* _STATED TASK_: Search the entries below. Return every line that has "Parables" in it.

--- start GIVEN RECORDS ---

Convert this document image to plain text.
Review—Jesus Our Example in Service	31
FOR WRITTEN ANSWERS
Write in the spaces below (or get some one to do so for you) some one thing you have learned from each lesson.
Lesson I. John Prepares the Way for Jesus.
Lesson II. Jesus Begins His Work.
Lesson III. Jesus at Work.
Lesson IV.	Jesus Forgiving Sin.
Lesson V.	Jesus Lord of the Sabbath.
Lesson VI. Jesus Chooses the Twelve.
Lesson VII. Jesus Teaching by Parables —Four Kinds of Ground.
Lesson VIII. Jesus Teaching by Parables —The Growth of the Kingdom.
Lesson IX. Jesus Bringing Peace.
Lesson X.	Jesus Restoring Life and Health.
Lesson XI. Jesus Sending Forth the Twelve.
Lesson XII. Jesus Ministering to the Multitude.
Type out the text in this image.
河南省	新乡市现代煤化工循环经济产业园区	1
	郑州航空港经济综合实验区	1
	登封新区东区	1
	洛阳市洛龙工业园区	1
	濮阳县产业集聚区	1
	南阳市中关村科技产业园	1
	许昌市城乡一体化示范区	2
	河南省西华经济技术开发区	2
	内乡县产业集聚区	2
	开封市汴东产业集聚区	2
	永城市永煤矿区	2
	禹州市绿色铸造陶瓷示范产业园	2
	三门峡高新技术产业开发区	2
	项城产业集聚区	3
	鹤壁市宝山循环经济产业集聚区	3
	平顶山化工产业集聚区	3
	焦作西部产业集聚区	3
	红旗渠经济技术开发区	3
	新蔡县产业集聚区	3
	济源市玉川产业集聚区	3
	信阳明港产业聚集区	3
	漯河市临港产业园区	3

--- end GIVEN RECORDS ---

* _TASK RESULT_:
Lesson VII. Jesus Teaching by Parables —Four Kinds of Ground.
Lesson VIII. Jesus Teaching by Parables —The Growth of the Kingdom.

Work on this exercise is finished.